Recorded data ->
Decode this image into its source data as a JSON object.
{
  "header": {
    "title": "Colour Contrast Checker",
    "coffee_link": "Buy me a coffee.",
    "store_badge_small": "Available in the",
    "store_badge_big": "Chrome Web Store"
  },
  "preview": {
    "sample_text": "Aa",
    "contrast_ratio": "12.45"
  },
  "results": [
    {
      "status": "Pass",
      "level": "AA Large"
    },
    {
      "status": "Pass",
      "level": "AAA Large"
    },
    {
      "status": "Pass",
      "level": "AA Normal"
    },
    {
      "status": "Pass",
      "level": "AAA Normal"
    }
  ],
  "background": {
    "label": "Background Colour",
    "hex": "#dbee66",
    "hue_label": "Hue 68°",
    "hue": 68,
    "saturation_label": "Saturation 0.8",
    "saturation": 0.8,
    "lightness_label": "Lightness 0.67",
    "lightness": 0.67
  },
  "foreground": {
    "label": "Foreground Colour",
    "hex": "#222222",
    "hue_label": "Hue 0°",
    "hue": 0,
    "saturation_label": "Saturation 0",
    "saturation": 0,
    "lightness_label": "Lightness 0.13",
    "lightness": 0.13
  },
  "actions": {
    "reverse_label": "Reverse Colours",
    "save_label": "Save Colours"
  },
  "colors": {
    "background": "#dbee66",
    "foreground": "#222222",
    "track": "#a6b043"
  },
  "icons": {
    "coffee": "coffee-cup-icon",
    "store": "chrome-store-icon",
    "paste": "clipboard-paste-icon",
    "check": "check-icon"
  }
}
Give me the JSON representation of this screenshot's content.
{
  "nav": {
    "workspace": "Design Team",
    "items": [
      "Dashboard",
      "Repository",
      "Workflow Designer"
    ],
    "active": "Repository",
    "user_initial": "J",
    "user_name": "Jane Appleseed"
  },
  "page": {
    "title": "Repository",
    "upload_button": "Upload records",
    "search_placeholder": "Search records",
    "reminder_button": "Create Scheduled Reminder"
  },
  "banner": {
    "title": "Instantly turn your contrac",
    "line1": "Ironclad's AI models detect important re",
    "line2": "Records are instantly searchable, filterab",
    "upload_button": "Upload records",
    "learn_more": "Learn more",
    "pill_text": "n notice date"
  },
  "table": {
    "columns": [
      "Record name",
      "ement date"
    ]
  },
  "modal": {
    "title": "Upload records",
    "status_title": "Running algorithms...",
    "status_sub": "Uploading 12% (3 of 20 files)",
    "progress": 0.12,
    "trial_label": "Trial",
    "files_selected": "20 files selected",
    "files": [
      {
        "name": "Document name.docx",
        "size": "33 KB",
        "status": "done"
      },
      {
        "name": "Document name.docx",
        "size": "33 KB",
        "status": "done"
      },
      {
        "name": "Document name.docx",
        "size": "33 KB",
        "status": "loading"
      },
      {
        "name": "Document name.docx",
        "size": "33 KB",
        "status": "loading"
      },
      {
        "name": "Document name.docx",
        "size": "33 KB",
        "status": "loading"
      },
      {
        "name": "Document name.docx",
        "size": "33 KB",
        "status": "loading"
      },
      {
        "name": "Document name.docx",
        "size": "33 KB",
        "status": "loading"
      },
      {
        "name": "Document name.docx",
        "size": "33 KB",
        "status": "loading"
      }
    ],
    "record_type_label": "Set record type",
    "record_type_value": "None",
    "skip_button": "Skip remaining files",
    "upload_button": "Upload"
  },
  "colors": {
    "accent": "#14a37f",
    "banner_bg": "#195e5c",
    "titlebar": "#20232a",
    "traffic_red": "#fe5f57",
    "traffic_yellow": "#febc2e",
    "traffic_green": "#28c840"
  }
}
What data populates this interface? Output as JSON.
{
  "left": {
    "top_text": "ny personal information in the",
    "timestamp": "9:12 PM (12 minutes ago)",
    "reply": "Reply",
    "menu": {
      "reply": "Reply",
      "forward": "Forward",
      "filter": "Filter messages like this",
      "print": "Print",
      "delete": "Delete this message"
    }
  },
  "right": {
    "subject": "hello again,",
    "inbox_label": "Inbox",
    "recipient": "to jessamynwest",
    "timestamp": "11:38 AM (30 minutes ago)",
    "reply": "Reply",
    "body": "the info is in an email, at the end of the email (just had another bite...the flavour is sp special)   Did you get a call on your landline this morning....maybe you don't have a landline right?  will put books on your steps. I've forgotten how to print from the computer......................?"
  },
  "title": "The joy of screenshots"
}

Stated problem ->
Extract every entry in the listing word for word.

Exercise result ->
Decode this image into its source data as a JSON object.
{
  "header": {
    "title": "Colour Contrast Checker",
    "coffee_link": "Buy me a coffee.",
    "store_badge_small": "Available in the",
    "store_badge_big": "Chrome Web Store"
  },
  "preview": {
    "sample_text": "Aa",
    "contrast_ratio": "12.45"
  },
  "results": [
    {
      "status": "Pass",
      "level": "AA Large"
    },
    {
      "status": "Pass",
      "level": "AAA Large"
    },
    {
      "status": "Pass",
      "level": "AA Normal"
    },
    {
      "status": "Pass",
      "level": "AAA Normal"
    }
  ],
  "background": {
    "label": "Background Colour",
    "hex": "#dbee66",
    "hue_label": "Hue 68°",
    "hue": 68,
    "saturation_label": "Saturation 0.8",
    "saturation": 0.8,
    "lightness_label": "Lightness 0.67",
    "lightness": 0.67
  },
  "foreground": {
    "label": "Foreground Colour",
    "hex": "#222222",
    "hue_label": "Hue 0°",
    "hue": 0,
    "saturation_label": "Saturation 0",
    "saturation": 0,
    "lightness_label": "Lightness 0.13",
    "lightness": 0.13
  },
  "actions": {
    "reverse_label": "Reverse Colours",
    "save_label": "Save Colours"
  },
  "colors": {
    "background": "#dbee66",
    "foreground": "#222222",
    "track": "#a6b043"
  },
  "icons": {
    "coffee": "coffee-cup-icon",
    "store": "chrome-store-icon",
    "paste": "clipboard-paste-icon",
    "check": "check-icon"
  }
}
Give me the JSON representation of this screenshot's content.
{
  "nav": {
    "workspace": "Design Team",
    "items": [
      "Dashboard",
      "Repository",
      "Workflow Designer"
    ],
    "active": "Repository",
    "user_initial": "J",
    "user_name": "Jane Appleseed"
  },
  "page": {
    "title": "Repository",
    "upload_button": "Upload records",
    "search_placeholder": "Search records",
    "reminder_button": "Create Scheduled Reminder"
  },
  "banner": {
    "title": "Instantly turn your contrac",
    "line1": "Ironclad's AI models detect important re",
    "line2": "Records are instantly searchable, filterab",
    "upload_button": "Upload records",
    "learn_more": "Learn more",
    "pill_text": "n notice date"
  },
  "table": {
    "columns": [
      "Record name",
      "ement date"
    ]
  },
  "modal": {
    "title": "Upload records",
    "status_title": "Running algorithms...",
    "status_sub": "Uploading 12% (3 of 20 files)",
    "progress": 0.12,
    "trial_label": "Trial",
    "files_selected": "20 files selected",
    "files": [
      {
        "name": "Document name.docx",
        "size": "33 KB",
        "status": "done"
      },
      {
        "name": "Document name.docx",
        "size": "33 KB",
        "status": "done"
      },
      {
        "name": "Document name.docx",
        "size": "33 KB",
        "status": "loading"
      },
      {
        "name": "Document name.docx",
        "size": "33 KB",
        "status": "loading"
      },
      {
        "name": "Document name.docx",
        "size": "33 KB",
        "status": "loading"
      },
      {
        "name": "Document name.docx",
        "size": "33 KB",
        "status": "loading"
      },
      {
        "name": "Document name.docx",
        "size": "33 KB",
        "status": "loading"
      },
      {
        "name": "Document name.docx",
        "size": "33 KB",
        "status": "loading"
      }
    ],
    "record_type_label": "Set record type",
    "record_type_value": "None",
    "skip_button": "Skip remaining files",
    "upload_button": "Upload"
  },
  "colors": {
    "accent": "#14a37f",
    "banner_bg": "#195e5c",
    "titlebar": "#20232a",
    "traffic_red": "#fe5f57",
    "traffic_yellow": "#febc2e",
    "traffic_green": "#28c840"
  }
}
What data populates this interface? Output as JSON.
{
  "left": {
    "top_text": "ny personal information in the",
    "timestamp": "9:12 PM (12 minutes ago)",
    "reply": "Reply",
    "menu": {
      "reply": "Reply",
      "forward": "Forward",
      "filter": "Filter messages like this",
      "print": "Print",
      "delete": "Delete this message"
    }
  },
  "right": {
    "subject": "hello again,",
    "inbox_label": "Inbox",
    "recipient": "to jessamynwest",
    "timestamp": "11:38 AM (30 minutes ago)",
    "reply": "Reply",
    "body": "the info is in an email, at the end of the email (just had another bite...the flavour is sp special)   Did you get a call on your landline this morning....maybe you don't have a landline right?  will put books on your steps. I've forgotten how to print from the computer......................?"
  },
  "title": "The joy of screenshots"
}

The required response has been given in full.